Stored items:
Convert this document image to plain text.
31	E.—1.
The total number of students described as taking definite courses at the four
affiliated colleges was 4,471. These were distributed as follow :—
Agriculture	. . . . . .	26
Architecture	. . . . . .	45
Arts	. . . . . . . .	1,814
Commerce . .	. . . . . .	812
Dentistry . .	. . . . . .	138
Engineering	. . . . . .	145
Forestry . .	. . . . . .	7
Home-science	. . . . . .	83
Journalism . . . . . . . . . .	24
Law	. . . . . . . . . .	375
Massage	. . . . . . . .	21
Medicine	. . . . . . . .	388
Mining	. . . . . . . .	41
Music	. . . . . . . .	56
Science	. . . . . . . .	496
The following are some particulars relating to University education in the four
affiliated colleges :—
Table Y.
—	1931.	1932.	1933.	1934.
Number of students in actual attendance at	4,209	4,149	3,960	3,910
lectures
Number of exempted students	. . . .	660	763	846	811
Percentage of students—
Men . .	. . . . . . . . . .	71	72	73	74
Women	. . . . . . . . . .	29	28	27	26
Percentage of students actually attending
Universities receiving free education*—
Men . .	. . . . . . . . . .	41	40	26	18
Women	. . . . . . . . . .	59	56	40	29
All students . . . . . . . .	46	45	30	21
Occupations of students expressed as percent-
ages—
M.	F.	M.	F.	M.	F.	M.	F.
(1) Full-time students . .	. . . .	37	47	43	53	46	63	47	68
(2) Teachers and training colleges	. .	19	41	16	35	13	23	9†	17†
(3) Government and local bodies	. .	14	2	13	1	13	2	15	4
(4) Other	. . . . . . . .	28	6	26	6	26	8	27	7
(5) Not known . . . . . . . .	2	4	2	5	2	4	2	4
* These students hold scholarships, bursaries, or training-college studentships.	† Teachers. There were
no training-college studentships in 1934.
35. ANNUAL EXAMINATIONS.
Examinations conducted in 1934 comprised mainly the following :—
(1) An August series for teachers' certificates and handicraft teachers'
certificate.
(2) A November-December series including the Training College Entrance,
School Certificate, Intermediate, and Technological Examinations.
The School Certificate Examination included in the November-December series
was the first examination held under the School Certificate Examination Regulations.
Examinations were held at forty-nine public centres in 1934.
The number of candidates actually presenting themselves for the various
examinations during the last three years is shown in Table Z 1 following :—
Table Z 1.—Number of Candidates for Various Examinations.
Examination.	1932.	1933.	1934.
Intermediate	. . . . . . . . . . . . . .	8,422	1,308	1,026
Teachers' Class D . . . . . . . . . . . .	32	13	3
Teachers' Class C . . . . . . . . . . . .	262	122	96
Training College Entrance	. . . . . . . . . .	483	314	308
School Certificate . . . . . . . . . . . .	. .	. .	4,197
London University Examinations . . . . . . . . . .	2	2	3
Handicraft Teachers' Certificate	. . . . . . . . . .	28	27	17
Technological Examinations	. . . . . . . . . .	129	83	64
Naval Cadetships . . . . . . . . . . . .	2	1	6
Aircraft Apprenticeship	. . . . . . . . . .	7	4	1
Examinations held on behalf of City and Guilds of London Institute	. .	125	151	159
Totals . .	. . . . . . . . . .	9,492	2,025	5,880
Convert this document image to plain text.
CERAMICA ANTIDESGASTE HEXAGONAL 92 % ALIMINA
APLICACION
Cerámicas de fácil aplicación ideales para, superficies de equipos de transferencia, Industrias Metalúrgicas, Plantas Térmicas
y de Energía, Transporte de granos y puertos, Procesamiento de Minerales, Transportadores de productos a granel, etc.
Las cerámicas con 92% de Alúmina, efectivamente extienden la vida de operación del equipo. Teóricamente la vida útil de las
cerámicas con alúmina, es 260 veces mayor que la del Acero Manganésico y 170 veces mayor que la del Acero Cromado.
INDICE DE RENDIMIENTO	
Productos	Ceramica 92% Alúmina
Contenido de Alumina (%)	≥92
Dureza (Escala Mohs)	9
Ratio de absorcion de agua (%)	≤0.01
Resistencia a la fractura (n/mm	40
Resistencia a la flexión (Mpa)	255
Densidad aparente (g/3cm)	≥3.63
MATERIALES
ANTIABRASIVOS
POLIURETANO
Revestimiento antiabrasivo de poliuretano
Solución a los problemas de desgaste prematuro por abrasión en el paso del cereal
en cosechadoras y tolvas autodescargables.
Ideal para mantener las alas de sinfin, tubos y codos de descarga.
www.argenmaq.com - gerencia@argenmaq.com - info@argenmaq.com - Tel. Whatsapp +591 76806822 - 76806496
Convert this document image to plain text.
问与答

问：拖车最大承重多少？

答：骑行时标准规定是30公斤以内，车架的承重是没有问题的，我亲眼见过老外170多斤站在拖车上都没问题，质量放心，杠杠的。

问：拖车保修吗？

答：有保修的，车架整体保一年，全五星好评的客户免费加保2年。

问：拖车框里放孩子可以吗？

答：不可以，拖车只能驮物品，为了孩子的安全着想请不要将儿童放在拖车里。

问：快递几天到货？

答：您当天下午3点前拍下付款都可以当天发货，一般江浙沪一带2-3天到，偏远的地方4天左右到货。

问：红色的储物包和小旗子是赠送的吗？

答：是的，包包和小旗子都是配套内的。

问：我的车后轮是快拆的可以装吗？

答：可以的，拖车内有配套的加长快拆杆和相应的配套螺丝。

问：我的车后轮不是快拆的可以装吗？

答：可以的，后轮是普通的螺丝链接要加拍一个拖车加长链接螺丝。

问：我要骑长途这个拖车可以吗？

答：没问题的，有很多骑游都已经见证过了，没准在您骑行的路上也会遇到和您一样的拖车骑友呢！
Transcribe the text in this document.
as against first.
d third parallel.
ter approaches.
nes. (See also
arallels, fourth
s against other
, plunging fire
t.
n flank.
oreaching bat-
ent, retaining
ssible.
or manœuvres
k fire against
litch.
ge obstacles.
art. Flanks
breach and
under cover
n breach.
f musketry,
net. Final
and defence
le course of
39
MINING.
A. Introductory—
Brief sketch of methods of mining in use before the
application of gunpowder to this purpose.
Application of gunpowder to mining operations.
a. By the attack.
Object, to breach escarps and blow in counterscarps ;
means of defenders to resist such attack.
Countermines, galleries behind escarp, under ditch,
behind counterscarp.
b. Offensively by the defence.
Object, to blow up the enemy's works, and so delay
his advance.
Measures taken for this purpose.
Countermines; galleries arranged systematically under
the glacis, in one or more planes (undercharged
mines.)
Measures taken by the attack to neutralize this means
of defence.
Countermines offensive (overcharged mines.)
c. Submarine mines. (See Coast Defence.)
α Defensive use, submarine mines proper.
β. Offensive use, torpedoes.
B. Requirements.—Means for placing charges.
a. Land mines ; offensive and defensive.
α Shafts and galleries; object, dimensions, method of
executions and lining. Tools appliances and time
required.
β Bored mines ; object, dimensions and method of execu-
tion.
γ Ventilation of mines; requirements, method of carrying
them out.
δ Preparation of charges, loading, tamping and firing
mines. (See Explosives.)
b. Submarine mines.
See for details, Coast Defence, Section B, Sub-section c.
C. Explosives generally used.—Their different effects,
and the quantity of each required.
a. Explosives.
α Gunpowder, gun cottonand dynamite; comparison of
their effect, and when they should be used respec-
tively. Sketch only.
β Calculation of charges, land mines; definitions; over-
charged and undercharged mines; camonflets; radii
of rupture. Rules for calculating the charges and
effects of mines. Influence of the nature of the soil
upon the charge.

Given problem:
How many lines in these entries contain the string "following"? State the number and nothing more.

Output of the task:
3